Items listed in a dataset
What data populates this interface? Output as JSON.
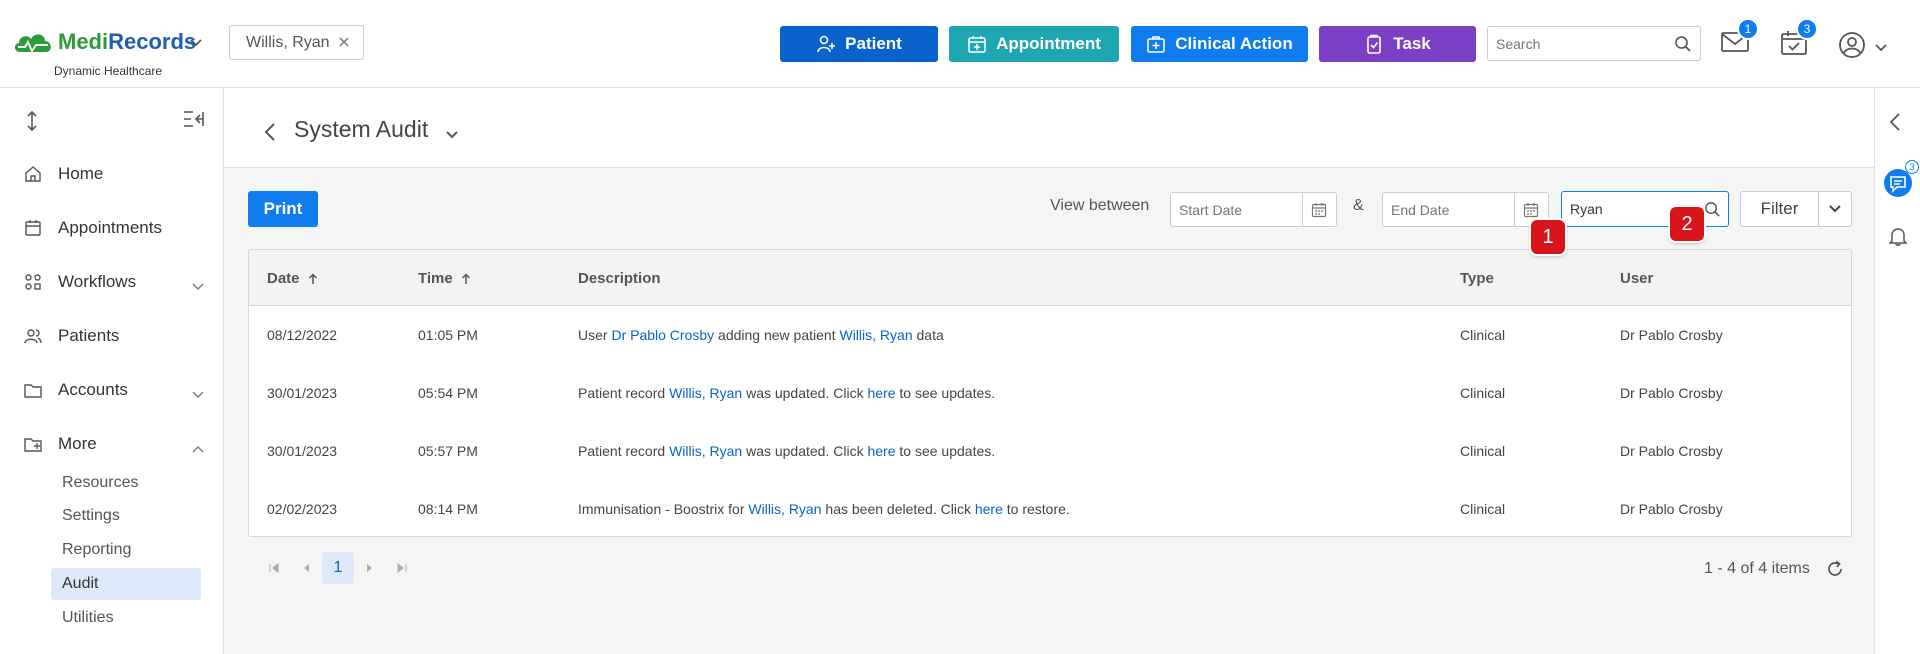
{
  "app": {
    "logo_text_1": "Medi",
    "logo_text_2": "Records",
    "subtitle": "Dynamic Healthcare"
  },
  "patient_chip": {
    "label": "Willis, Ryan"
  },
  "quick_actions": [
    {
      "label": "Patient",
      "icon": "add-person-icon",
      "color": "#0a62cc"
    },
    {
      "label": "Appointment",
      "icon": "calendar-plus-icon",
      "color": "#1ea6b2"
    },
    {
      "label": "Clinical Action",
      "icon": "medical-bag-icon",
      "color": "#0f7cf0"
    },
    {
      "label": "Task",
      "icon": "clipboard-check-icon",
      "color": "#7b3fc6"
    }
  ],
  "top_search": {
    "placeholder": "Search"
  },
  "notifications": {
    "mail_count": "1",
    "calendar_count": "3"
  },
  "sidebar": {
    "items": [
      {
        "label": "Home",
        "icon": "home-icon"
      },
      {
        "label": "Appointments",
        "icon": "calendar-icon"
      },
      {
        "label": "Workflows",
        "icon": "workflow-icon"
      },
      {
        "label": "Patients",
        "icon": "people-icon"
      },
      {
        "label": "Accounts",
        "icon": "folder-icon"
      },
      {
        "label": "More",
        "icon": "folder-plus-icon"
      }
    ],
    "sub_items": [
      "Resources",
      "Settings",
      "Reporting",
      "Audit",
      "Utilities"
    ],
    "active_sub": "Audit"
  },
  "right_rail": {
    "chat_badge": "3"
  },
  "page": {
    "title": "System Audit"
  },
  "toolbar": {
    "print_label": "Print",
    "view_between_label": "View between",
    "start_placeholder": "Start Date",
    "amp": "&",
    "end_placeholder": "End Date",
    "search_value": "Ryan",
    "filter_label": "Filter"
  },
  "markers": [
    "1",
    "2"
  ],
  "table": {
    "headers": {
      "date": "Date",
      "time": "Time",
      "description": "Description",
      "type": "Type",
      "user": "User"
    },
    "rows": [
      {
        "date": "08/12/2022",
        "time": "01:05 PM",
        "d": [
          "User ",
          "Dr Pablo Crosby",
          " adding new patient ",
          "Willis, Ryan",
          " data"
        ],
        "type": "Clinical",
        "user": "Dr Pablo Crosby"
      },
      {
        "date": "30/01/2023",
        "time": "05:54 PM",
        "d": [
          "Patient record ",
          "Willis, Ryan",
          " was updated. Click ",
          "here",
          " to see updates."
        ],
        "type": "Clinical",
        "user": "Dr Pablo Crosby"
      },
      {
        "date": "30/01/2023",
        "time": "05:57 PM",
        "d": [
          "Patient record ",
          "Willis, Ryan",
          " was updated. Click ",
          "here",
          " to see updates."
        ],
        "type": "Clinical",
        "user": "Dr Pablo Crosby"
      },
      {
        "date": "02/02/2023",
        "time": "08:14 PM",
        "d": [
          "Immunisation - Boostrix for ",
          "Willis, Ryan",
          " has been deleted. Click ",
          "here",
          " to restore."
        ],
        "type": "Clinical",
        "user": "Dr Pablo Crosby"
      }
    ]
  },
  "pager": {
    "current_page": "1",
    "items_label": "1 - 4 of 4 items"
  }
}
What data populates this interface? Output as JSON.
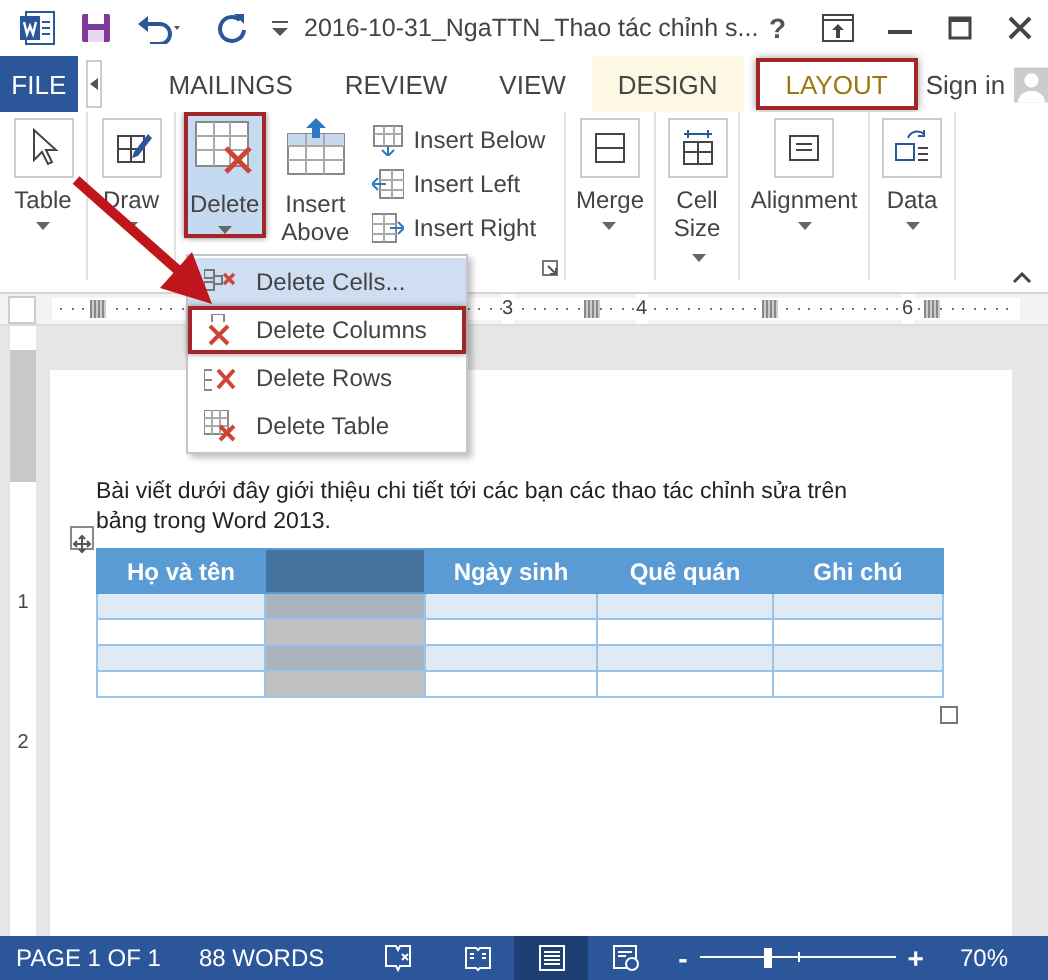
{
  "title_bar": {
    "title": "2016-10-31_NgaTTN_Thao tác chỉnh s...",
    "help": "?"
  },
  "tabs": [
    {
      "label": "FILE",
      "kind": "file",
      "selected": false,
      "annotated": false
    },
    {
      "label": "MAILINGS",
      "kind": "normal",
      "selected": false,
      "annotated": false
    },
    {
      "label": "REVIEW",
      "kind": "normal",
      "selected": false,
      "annotated": false
    },
    {
      "label": "VIEW",
      "kind": "normal",
      "selected": false,
      "annotated": false
    },
    {
      "label": "DESIGN",
      "kind": "contextual",
      "selected": false,
      "annotated": false
    },
    {
      "label": "LAYOUT",
      "kind": "contextual",
      "selected": true,
      "annotated": true
    }
  ],
  "account": {
    "label": "Sign in"
  },
  "ribbon": {
    "groups": [
      {
        "launcher": false,
        "buttons": [
          {
            "kind": "large",
            "label": "Table",
            "dropdown": true,
            "pressed": false,
            "annotated": false
          }
        ]
      },
      {
        "launcher": false,
        "buttons": [
          {
            "kind": "large",
            "label": "Draw",
            "dropdown": true,
            "pressed": false,
            "annotated": false
          }
        ]
      },
      {
        "launcher": true,
        "buttons": [
          {
            "kind": "large",
            "label": "Delete",
            "dropdown": true,
            "pressed": true,
            "annotated": true
          },
          {
            "kind": "large",
            "label": "Insert Above",
            "dropdown": false,
            "pressed": false,
            "annotated": false
          },
          {
            "kind": "stack",
            "items": [
              {
                "label": "Insert Below"
              },
              {
                "label": "Insert Left"
              },
              {
                "label": "Insert Right"
              }
            ]
          }
        ]
      },
      {
        "launcher": false,
        "buttons": [
          {
            "kind": "large",
            "label": "Merge",
            "dropdown": true,
            "pressed": false,
            "annotated": false
          }
        ]
      },
      {
        "launcher": false,
        "buttons": [
          {
            "kind": "large",
            "label": "Cell Size",
            "dropdown": true,
            "pressed": false,
            "annotated": false
          }
        ]
      },
      {
        "launcher": false,
        "buttons": [
          {
            "kind": "large",
            "label": "Alignment",
            "dropdown": true,
            "pressed": false,
            "annotated": false
          }
        ]
      },
      {
        "launcher": false,
        "buttons": [
          {
            "kind": "large",
            "label": "Data",
            "dropdown": true,
            "pressed": false,
            "annotated": false
          }
        ]
      }
    ]
  },
  "delete_menu": {
    "items": [
      {
        "label": "Delete Cells...",
        "highlighted": true,
        "annotated": false
      },
      {
        "label": "Delete Columns",
        "highlighted": false,
        "annotated": true
      },
      {
        "label": "Delete Rows",
        "highlighted": false,
        "annotated": false
      },
      {
        "label": "Delete Table",
        "highlighted": false,
        "annotated": false
      }
    ]
  },
  "ruler": {
    "top_marks": [
      "3",
      "4",
      "6"
    ],
    "left_marks": [
      "1",
      "2"
    ]
  },
  "document": {
    "paragraph": "Bài viết dưới đây giới thiệu chi tiết tới các bạn các thao tác chỉnh sửa trên bảng trong Word 2013.",
    "table": {
      "columns": [
        {
          "label": "Họ và tên",
          "selected": false
        },
        {
          "selected": true
        },
        {
          "label": "Ngày sinh",
          "selected": false
        },
        {
          "label": "Quê quán",
          "selected": false
        },
        {
          "label": "Ghi chú",
          "selected": false
        }
      ],
      "rows": [
        {
          "banded": true
        },
        {
          "banded": false
        },
        {
          "banded": true
        },
        {
          "banded": false
        }
      ]
    }
  },
  "status_bar": {
    "page": "PAGE 1 OF 1",
    "words": "88 WORDS",
    "views": [
      {
        "kind": "read",
        "selected": false
      },
      {
        "kind": "print",
        "selected": true
      },
      {
        "kind": "web",
        "selected": false
      }
    ],
    "zoom_out": "-",
    "zoom_in": "+",
    "zoom": {
      "level": 0.35
    },
    "zoom_label": "70%"
  }
}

Exercise requirements — Your answer is all of the records restated word for word, pictures excluded.

Solution for this exercise —
What data populates this interface? Output as JSON.
{
  "app": {
    "logo_text_1": "Medi",
    "logo_text_2": "Records",
    "subtitle": "Dynamic Healthcare"
  },
  "patient_chip": {
    "label": "Willis, Ryan"
  },
  "quick_actions": [
    {
      "label": "Patient",
      "icon": "add-person-icon",
      "color": "#0a62cc"
    },
    {
      "label": "Appointment",
      "icon": "calendar-plus-icon",
      "color": "#1ea6b2"
    },
    {
      "label": "Clinical Action",
      "icon": "medical-bag-icon",
      "color": "#0f7cf0"
    },
    {
      "label": "Task",
      "icon": "clipboard-check-icon",
      "color": "#7b3fc6"
    }
  ],
  "top_search": {
    "placeholder": "Search"
  },
  "notifications": {
    "mail_count": "1",
    "calendar_count": "3"
  },
  "sidebar": {
    "items": [
      {
        "label": "Home",
        "icon": "home-icon"
      },
      {
        "label": "Appointments",
        "icon": "calendar-icon"
      },
      {
        "label": "Workflows",
        "icon": "workflow-icon"
      },
      {
        "label": "Patients",
        "icon": "people-icon"
      },
      {
        "label": "Accounts",
        "icon": "folder-icon"
      },
      {
        "label": "More",
        "icon": "folder-plus-icon"
      }
    ],
    "sub_items": [
      "Resources",
      "Settings",
      "Reporting",
      "Audit",
      "Utilities"
    ],
    "active_sub": "Audit"
  },
  "right_rail": {
    "chat_badge": "3"
  },
  "page": {
    "title": "System Audit"
  },
  "toolbar": {
    "print_label": "Print",
    "view_between_label": "View between",
    "start_placeholder": "Start Date",
    "amp": "&",
    "end_placeholder": "End Date",
    "search_value": "Ryan",
    "filter_label": "Filter"
  },
  "markers": [
    "1",
    "2"
  ],
  "table": {
    "headers": {
      "date": "Date",
      "time": "Time",
      "description": "Description",
      "type": "Type",
      "user": "User"
    },
    "rows": [
      {
        "date": "08/12/2022",
        "time": "01:05 PM",
        "d": [
          "User ",
          "Dr Pablo Crosby",
          " adding new patient ",
          "Willis, Ryan",
          " data"
        ],
        "type": "Clinical",
        "user": "Dr Pablo Crosby"
      },
      {
        "date": "30/01/2023",
        "time": "05:54 PM",
        "d": [
          "Patient record ",
          "Willis, Ryan",
          " was updated. Click ",
          "here",
          " to see updates."
        ],
        "type": "Clinical",
        "user": "Dr Pablo Crosby"
      },
      {
        "date": "30/01/2023",
        "time": "05:57 PM",
        "d": [
          "Patient record ",
          "Willis, Ryan",
          " was updated. Click ",
          "here",
          " to see updates."
        ],
        "type": "Clinical",
        "user": "Dr Pablo Crosby"
      },
      {
        "date": "02/02/2023",
        "time": "08:14 PM",
        "d": [
          "Immunisation - Boostrix for ",
          "Willis, Ryan",
          " has been deleted. Click ",
          "here",
          " to restore."
        ],
        "type": "Clinical",
        "user": "Dr Pablo Crosby"
      }
    ]
  },
  "pager": {
    "current_page": "1",
    "items_label": "1 - 4 of 4 items"
  }
}
What data populates this interface? Output as JSON.
{
  "title_bar": {
    "title": "2016-10-31_NgaTTN_Thao tác chỉnh s...",
    "help": "?"
  },
  "tabs": [
    {
      "label": "FILE",
      "kind": "file",
      "selected": false,
      "annotated": false
    },
    {
      "label": "MAILINGS",
      "kind": "normal",
      "selected": false,
      "annotated": false
    },
    {
      "label": "REVIEW",
      "kind": "normal",
      "selected": false,
      "annotated": false
    },
    {
      "label": "VIEW",
      "kind": "normal",
      "selected": false,
      "annotated": false
    },
    {
      "label": "DESIGN",
      "kind": "contextual",
      "selected": false,
      "annotated": false
    },
    {
      "label": "LAYOUT",
      "kind": "contextual",
      "selected": true,
      "annotated": true
    }
  ],
  "account": {
    "label": "Sign in"
  },
  "ribbon": {
    "groups": [
      {
        "launcher": false,
        "buttons": [
          {
            "kind": "large",
            "label": "Table",
            "dropdown": true,
            "pressed": false,
            "annotated": false
          }
        ]
      },
      {
        "launcher": false,
        "buttons": [
          {
            "kind": "large",
            "label": "Draw",
            "dropdown": true,
            "pressed": false,
            "annotated": false
          }
        ]
      },
      {
        "launcher": true,
        "buttons": [
          {
            "kind": "large",
            "label": "Delete",
            "dropdown": true,
            "pressed": true,
            "annotated": true
          },
          {
            "kind": "large",
            "label": "Insert Above",
            "dropdown": false,
            "pressed": false,
            "annotated": false
          },
          {
            "kind": "stack",
            "items": [
              {
                "label": "Insert Below"
              },
              {
                "label": "Insert Left"
              },
              {
                "label": "Insert Right"
              }
            ]
          }
        ]
      },
      {
        "launcher": false,
        "buttons": [
          {
            "kind": "large",
            "label": "Merge",
            "dropdown": true,
            "pressed": false,
            "annotated": false
          }
        ]
      },
      {
        "launcher": false,
        "buttons": [
          {
            "kind": "large",
            "label": "Cell Size",
            "dropdown": true,
            "pressed": false,
            "annotated": false
          }
        ]
      },
      {
        "launcher": false,
        "buttons": [
          {
            "kind": "large",
            "label": "Alignment",
            "dropdown": true,
            "pressed": false,
            "annotated": false
          }
        ]
      },
      {
        "launcher": false,
        "buttons": [
          {
            "kind": "large",
            "label": "Data",
            "dropdown": true,
            "pressed": false,
            "annotated": false
          }
        ]
      }
    ]
  },
  "delete_menu": {
    "items": [
      {
        "label": "Delete Cells...",
        "highlighted": true,
        "annotated": false
      },
      {
        "label": "Delete Columns",
        "highlighted": false,
        "annotated": true
      },
      {
        "label": "Delete Rows",
        "highlighted": false,
        "annotated": false
      },
      {
        "label": "Delete Table",
        "highlighted": false,
        "annotated": false
      }
    ]
  },
  "ruler": {
    "top_marks": [
      "3",
      "4",
      "6"
    ],
    "left_marks": [
      "1",
      "2"
    ]
  },
  "document": {
    "paragraph": "Bài viết dưới đây giới thiệu chi tiết tới các bạn các thao tác chỉnh sửa trên bảng trong Word 2013.",
    "table": {
      "columns": [
        {
          "label": "Họ và tên",
          "selected": false
        },
        {
          "selected": true
        },
        {
          "label": "Ngày sinh",
          "selected": false
        },
        {
          "label": "Quê quán",
          "selected": false
        },
        {
          "label": "Ghi chú",
          "selected": false
        }
      ],
      "rows": [
        {
          "banded": true
        },
        {
          "banded": false
        },
        {
          "banded": true
        },
        {
          "banded": false
        }
      ]
    }
  },
  "status_bar": {
    "page": "PAGE 1 OF 1",
    "words": "88 WORDS",
    "views": [
      {
        "kind": "read",
        "selected": false
      },
      {
        "kind": "print",
        "selected": true
      },
      {
        "kind": "web",
        "selected": false
      }
    ],
    "zoom_out": "-",
    "zoom_in": "+",
    "zoom": {
      "level": 0.35
    },
    "zoom_label": "70%"
  }
}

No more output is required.